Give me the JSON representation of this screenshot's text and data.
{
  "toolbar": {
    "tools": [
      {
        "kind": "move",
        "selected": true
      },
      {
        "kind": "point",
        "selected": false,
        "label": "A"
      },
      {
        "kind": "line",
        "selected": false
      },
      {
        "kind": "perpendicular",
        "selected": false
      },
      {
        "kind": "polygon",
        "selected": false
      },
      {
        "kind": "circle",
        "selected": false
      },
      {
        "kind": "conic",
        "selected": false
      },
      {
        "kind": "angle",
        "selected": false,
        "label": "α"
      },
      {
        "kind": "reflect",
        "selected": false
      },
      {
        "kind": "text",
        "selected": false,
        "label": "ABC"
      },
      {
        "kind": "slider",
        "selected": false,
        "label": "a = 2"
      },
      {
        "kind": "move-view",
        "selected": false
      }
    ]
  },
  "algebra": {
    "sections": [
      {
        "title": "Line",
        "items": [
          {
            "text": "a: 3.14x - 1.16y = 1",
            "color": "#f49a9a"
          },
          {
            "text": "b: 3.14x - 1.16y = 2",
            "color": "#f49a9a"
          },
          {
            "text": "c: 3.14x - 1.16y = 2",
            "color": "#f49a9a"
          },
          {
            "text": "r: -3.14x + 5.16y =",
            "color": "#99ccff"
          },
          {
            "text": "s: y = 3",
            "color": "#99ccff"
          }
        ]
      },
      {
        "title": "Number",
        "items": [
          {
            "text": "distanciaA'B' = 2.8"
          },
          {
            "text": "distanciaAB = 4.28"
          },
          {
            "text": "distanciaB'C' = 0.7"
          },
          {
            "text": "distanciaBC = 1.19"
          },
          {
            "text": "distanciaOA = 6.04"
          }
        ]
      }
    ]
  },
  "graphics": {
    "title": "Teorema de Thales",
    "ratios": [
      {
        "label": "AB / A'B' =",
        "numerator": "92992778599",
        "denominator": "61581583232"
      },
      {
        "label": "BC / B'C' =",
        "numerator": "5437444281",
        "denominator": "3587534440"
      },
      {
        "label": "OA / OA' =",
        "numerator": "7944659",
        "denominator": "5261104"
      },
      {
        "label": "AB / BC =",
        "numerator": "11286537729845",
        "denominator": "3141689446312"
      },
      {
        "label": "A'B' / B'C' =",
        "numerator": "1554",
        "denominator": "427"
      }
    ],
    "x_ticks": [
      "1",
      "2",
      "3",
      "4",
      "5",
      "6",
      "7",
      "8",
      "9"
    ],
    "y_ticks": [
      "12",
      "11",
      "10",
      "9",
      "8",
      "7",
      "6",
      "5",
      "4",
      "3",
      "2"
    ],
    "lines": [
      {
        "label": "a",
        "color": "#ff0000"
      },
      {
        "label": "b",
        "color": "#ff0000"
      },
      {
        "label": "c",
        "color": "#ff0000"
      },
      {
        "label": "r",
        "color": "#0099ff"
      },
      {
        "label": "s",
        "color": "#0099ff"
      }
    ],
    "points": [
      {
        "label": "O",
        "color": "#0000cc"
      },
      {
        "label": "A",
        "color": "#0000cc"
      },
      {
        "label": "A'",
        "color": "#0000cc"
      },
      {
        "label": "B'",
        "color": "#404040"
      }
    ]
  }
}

▶ [STATED TASK]
Extract each record, keeping it identical to the original.

▶ [WRITTEN REPLY]
Give me the JSON representation of this screenshot's text and data.
{
  "toolbar": {
    "tools": [
      {
        "kind": "move",
        "selected": true
      },
      {
        "kind": "point",
        "selected": false,
        "label": "A"
      },
      {
        "kind": "line",
        "selected": false
      },
      {
        "kind": "perpendicular",
        "selected": false
      },
      {
        "kind": "polygon",
        "selected": false
      },
      {
        "kind": "circle",
        "selected": false
      },
      {
        "kind": "conic",
        "selected": false
      },
      {
        "kind": "angle",
        "selected": false,
        "label": "α"
      },
      {
        "kind": "reflect",
        "selected": false
      },
      {
        "kind": "text",
        "selected": false,
        "label": "ABC"
      },
      {
        "kind": "slider",
        "selected": false,
        "label": "a = 2"
      },
      {
        "kind": "move-view",
        "selected": false
      }
    ]
  },
  "algebra": {
    "sections": [
      {
        "title": "Line",
        "items": [
          {
            "text": "a: 3.14x - 1.16y = 1",
            "color": "#f49a9a"
          },
          {
            "text": "b: 3.14x - 1.16y = 2",
            "color": "#f49a9a"
          },
          {
            "text": "c: 3.14x - 1.16y = 2",
            "color": "#f49a9a"
          },
          {
            "text": "r: -3.14x + 5.16y =",
            "color": "#99ccff"
          },
          {
            "text": "s: y = 3",
            "color": "#99ccff"
          }
        ]
      },
      {
        "title": "Number",
        "items": [
          {
            "text": "distanciaA'B' = 2.8"
          },
          {
            "text": "distanciaAB = 4.28"
          },
          {
            "text": "distanciaB'C' = 0.7"
          },
          {
            "text": "distanciaBC = 1.19"
          },
          {
            "text": "distanciaOA = 6.04"
          }
        ]
      }
    ]
  },
  "graphics": {
    "title": "Teorema de Thales",
    "ratios": [
      {
        "label": "AB / A'B' =",
        "numerator": "92992778599",
        "denominator": "61581583232"
      },
      {
        "label": "BC / B'C' =",
        "numerator": "5437444281",
        "denominator": "3587534440"
      },
      {
        "label": "OA / OA' =",
        "numerator": "7944659",
        "denominator": "5261104"
      },
      {
        "label": "AB / BC =",
        "numerator": "11286537729845",
        "denominator": "3141689446312"
      },
      {
        "label": "A'B' / B'C' =",
        "numerator": "1554",
        "denominator": "427"
      }
    ],
    "x_ticks": [
      "1",
      "2",
      "3",
      "4",
      "5",
      "6",
      "7",
      "8",
      "9"
    ],
    "y_ticks": [
      "12",
      "11",
      "10",
      "9",
      "8",
      "7",
      "6",
      "5",
      "4",
      "3",
      "2"
    ],
    "lines": [
      {
        "label": "a",
        "color": "#ff0000"
      },
      {
        "label": "b",
        "color": "#ff0000"
      },
      {
        "label": "c",
        "color": "#ff0000"
      },
      {
        "label": "r",
        "color": "#0099ff"
      },
      {
        "label": "s",
        "color": "#0099ff"
      }
    ],
    "points": [
      {
        "label": "O",
        "color": "#0000cc"
      },
      {
        "label": "A",
        "color": "#0000cc"
      },
      {
        "label": "A'",
        "color": "#0000cc"
      },
      {
        "label": "B'",
        "color": "#404040"
      }
    ]
  }
}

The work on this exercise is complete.